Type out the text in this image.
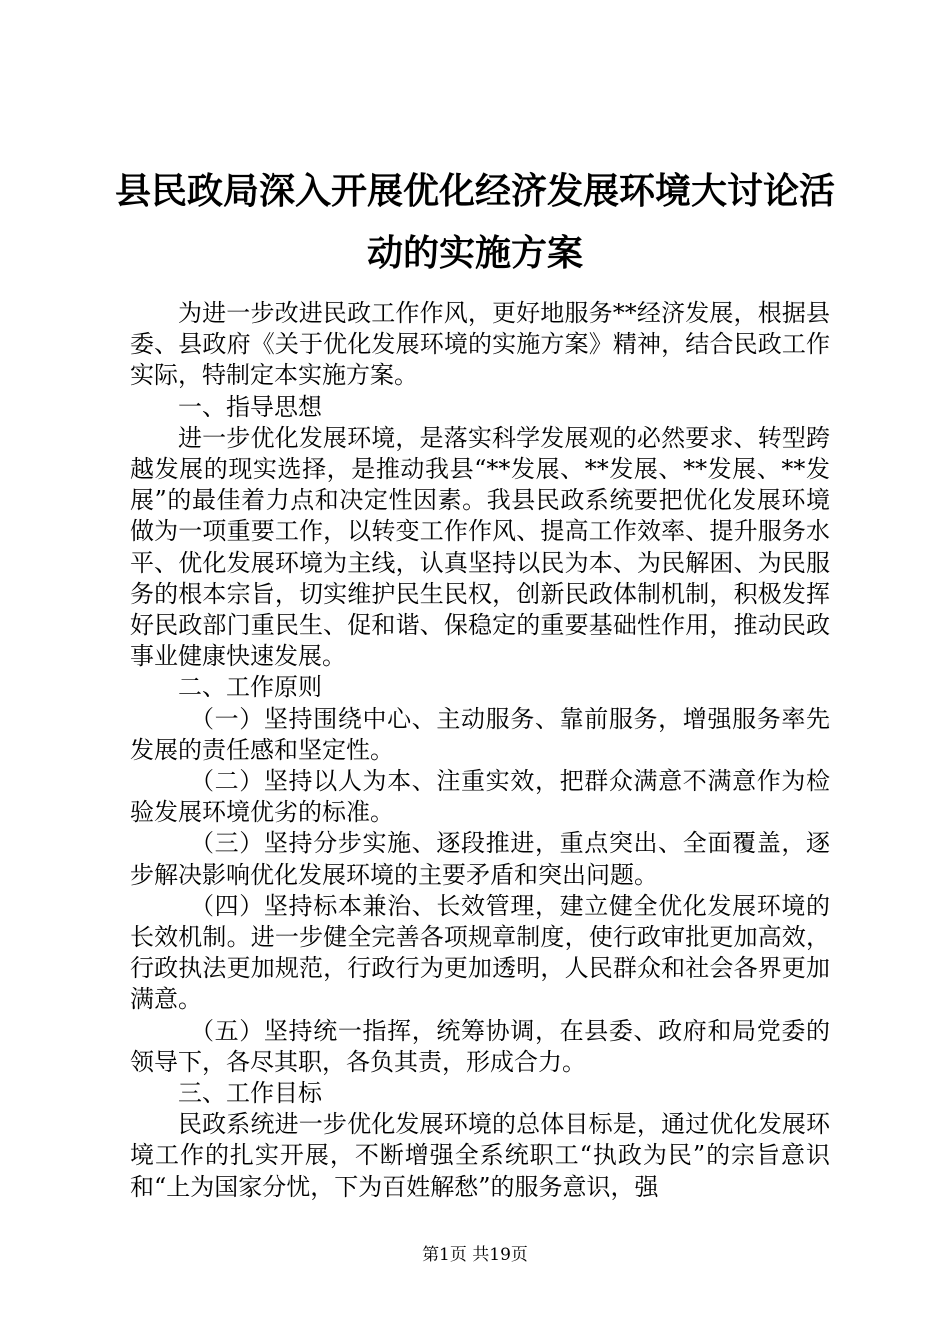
县民政局深入开展优化经济发展环境大讨论活动的实施方案

为进一步改进民政工作作风，更好地服务**经济发展，根据县委、县政府《关于优化发展环境的实施方案》精神，结合民政工作实际，特制定本实施方案。

一、指导思想

进一步优化发展环境，是落实科学发展观的必然要求、转型跨越发展的现实选择，是推动我县“**发展、**发展、**发展、**发展”的最佳着力点和决定性因素。我县民政系统要把优化发展环境做为一项重要工作，以转变工作作风、提高工作效率、提升服务水平、优化发展环境为主线，认真坚持以民为本、为民解困、为民服务的根本宗旨，切实维护民生民权，创新民政体制机制，积极发挥好民政部门重民生、促和谐、保稳定的重要基础性作用，推动民政事业健康快速发展。

二、工作原则

（一）坚持围绕中心、主动服务、靠前服务，增强服务率先发展的责任感和坚定性。

（二）坚持以人为本、注重实效，把群众满意不满意作为检验发展环境优劣的标准。

（三）坚持分步实施、逐段推进，重点突出、全面覆盖，逐步解决影响优化发展环境的主要矛盾和突出问题。

（四）坚持标本兼治、长效管理，建立健全优化发展环境的长效机制。进一步健全完善各项规章制度，使行政审批更加高效，行政执法更加规范，行政行为更加透明，人民群众和社会各界更加满意。

（五）坚持统一指挥，统筹协调，在县委、政府和局党委的领导下，各尽其职，各负其责，形成合力。

三、工作目标

民政系统进一步优化发展环境的总体目标是，通过优化发展环境工作的扎实开展，不断增强全系统职工“执政为民”的宗旨意识和“上为国家分忧，下为百姓解愁”的服务意识，强

第1页 共19页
:::::
Give an exact reproduction of every line, leaving out any picture.

→ **Expected answer**
Type out the text in this image.
县民政局深入开展优化经济发展环境大讨论活动的实施方案

为进一步改进民政工作作风，更好地服务**经济发展，根据县委、县政府《关于优化发展环境的实施方案》精神，结合民政工作实际，特制定本实施方案。

一、指导思想

进一步优化发展环境，是落实科学发展观的必然要求、转型跨越发展的现实选择，是推动我县“**发展、**发展、**发展、**发展”的最佳着力点和决定性因素。我县民政系统要把优化发展环境做为一项重要工作，以转变工作作风、提高工作效率、提升服务水平、优化发展环境为主线，认真坚持以民为本、为民解困、为民服务的根本宗旨，切实维护民生民权，创新民政体制机制，积极发挥好民政部门重民生、促和谐、保稳定的重要基础性作用，推动民政事业健康快速发展。

二、工作原则

（一）坚持围绕中心、主动服务、靠前服务，增强服务率先发展的责任感和坚定性。

（二）坚持以人为本、注重实效，把群众满意不满意作为检验发展环境优劣的标准。

（三）坚持分步实施、逐段推进，重点突出、全面覆盖，逐步解决影响优化发展环境的主要矛盾和突出问题。

（四）坚持标本兼治、长效管理，建立健全优化发展环境的长效机制。进一步健全完善各项规章制度，使行政审批更加高效，行政执法更加规范，行政行为更加透明，人民群众和社会各界更加满意。

（五）坚持统一指挥，统筹协调，在县委、政府和局党委的领导下，各尽其职，各负其责，形成合力。

三、工作目标

民政系统进一步优化发展环境的总体目标是，通过优化发展环境工作的扎实开展，不断增强全系统职工“执政为民”的宗旨意识和“上为国家分忧，下为百姓解愁”的服务意识，强

第1页 共19页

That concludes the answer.